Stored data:
--- BEGIN ---

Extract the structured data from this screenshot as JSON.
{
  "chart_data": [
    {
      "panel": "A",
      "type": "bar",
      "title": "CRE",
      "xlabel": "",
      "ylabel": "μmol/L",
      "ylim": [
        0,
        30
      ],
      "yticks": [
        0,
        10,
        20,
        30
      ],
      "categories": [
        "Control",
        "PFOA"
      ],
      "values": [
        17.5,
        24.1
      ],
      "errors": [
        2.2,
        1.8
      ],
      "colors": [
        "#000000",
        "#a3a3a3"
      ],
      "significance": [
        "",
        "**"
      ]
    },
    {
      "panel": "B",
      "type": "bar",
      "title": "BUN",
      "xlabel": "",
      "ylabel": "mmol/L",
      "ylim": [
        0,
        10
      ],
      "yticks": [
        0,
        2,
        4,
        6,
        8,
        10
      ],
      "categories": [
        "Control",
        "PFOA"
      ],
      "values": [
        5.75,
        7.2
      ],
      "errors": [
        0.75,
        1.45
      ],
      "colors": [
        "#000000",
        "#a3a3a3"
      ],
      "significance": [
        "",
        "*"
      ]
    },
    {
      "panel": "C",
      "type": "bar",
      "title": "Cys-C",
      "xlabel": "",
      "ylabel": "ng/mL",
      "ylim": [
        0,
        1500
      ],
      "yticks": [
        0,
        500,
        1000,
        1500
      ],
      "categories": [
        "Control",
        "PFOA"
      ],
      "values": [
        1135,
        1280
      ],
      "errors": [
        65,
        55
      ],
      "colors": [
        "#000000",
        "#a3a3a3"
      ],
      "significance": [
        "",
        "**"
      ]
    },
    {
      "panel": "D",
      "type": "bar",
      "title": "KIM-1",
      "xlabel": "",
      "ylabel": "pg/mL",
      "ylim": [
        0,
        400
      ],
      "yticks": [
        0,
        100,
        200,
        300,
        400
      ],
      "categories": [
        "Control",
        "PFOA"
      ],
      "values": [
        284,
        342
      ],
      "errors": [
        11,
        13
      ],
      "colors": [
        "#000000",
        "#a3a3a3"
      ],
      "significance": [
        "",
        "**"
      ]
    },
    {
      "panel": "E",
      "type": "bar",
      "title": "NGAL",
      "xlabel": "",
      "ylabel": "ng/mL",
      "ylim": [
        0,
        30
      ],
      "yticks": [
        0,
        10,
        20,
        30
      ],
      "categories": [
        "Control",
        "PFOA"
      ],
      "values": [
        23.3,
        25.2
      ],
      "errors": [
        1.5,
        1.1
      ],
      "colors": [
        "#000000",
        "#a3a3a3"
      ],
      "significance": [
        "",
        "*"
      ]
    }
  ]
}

--- END ---

▶ **SHORT PROBLEM**:
Reproduce the entire listing word for word.

▶ **FINISHED ANSWER**:
Extract the structured data from this screenshot as JSON.
{
  "chart_data": [
    {
      "panel": "A",
      "type": "bar",
      "title": "CRE",
      "xlabel": "",
      "ylabel": "μmol/L",
      "ylim": [
        0,
        30
      ],
      "yticks": [
        0,
        10,
        20,
        30
      ],
      "categories": [
        "Control",
        "PFOA"
      ],
      "values": [
        17.5,
        24.1
      ],
      "errors": [
        2.2,
        1.8
      ],
      "colors": [
        "#000000",
        "#a3a3a3"
      ],
      "significance": [
        "",
        "**"
      ]
    },
    {
      "panel": "B",
      "type": "bar",
      "title": "BUN",
      "xlabel": "",
      "ylabel": "mmol/L",
      "ylim": [
        0,
        10
      ],
      "yticks": [
        0,
        2,
        4,
        6,
        8,
        10
      ],
      "categories": [
        "Control",
        "PFOA"
      ],
      "values": [
        5.75,
        7.2
      ],
      "errors": [
        0.75,
        1.45
      ],
      "colors": [
        "#000000",
        "#a3a3a3"
      ],
      "significance": [
        "",
        "*"
      ]
    },
    {
      "panel": "C",
      "type": "bar",
      "title": "Cys-C",
      "xlabel": "",
      "ylabel": "ng/mL",
      "ylim": [
        0,
        1500
      ],
      "yticks": [
        0,
        500,
        1000,
        1500
      ],
      "categories": [
        "Control",
        "PFOA"
      ],
      "values": [
        1135,
        1280
      ],
      "errors": [
        65,
        55
      ],
      "colors": [
        "#000000",
        "#a3a3a3"
      ],
      "significance": [
        "",
        "**"
      ]
    },
    {
      "panel": "D",
      "type": "bar",
      "title": "KIM-1",
      "xlabel": "",
      "ylabel": "pg/mL",
      "ylim": [
        0,
        400
      ],
      "yticks": [
        0,
        100,
        200,
        300,
        400
      ],
      "categories": [
        "Control",
        "PFOA"
      ],
      "values": [
        284,
        342
      ],
      "errors": [
        11,
        13
      ],
      "colors": [
        "#000000",
        "#a3a3a3"
      ],
      "significance": [
        "",
        "**"
      ]
    },
    {
      "panel": "E",
      "type": "bar",
      "title": "NGAL",
      "xlabel": "",
      "ylabel": "ng/mL",
      "ylim": [
        0,
        30
      ],
      "yticks": [
        0,
        10,
        20,
        30
      ],
      "categories": [
        "Control",
        "PFOA"
      ],
      "values": [
        23.3,
        25.2
      ],
      "errors": [
        1.5,
        1.1
      ],
      "colors": [
        "#000000",
        "#a3a3a3"
      ],
      "significance": [
        "",
        "*"
      ]
    }
  ]
}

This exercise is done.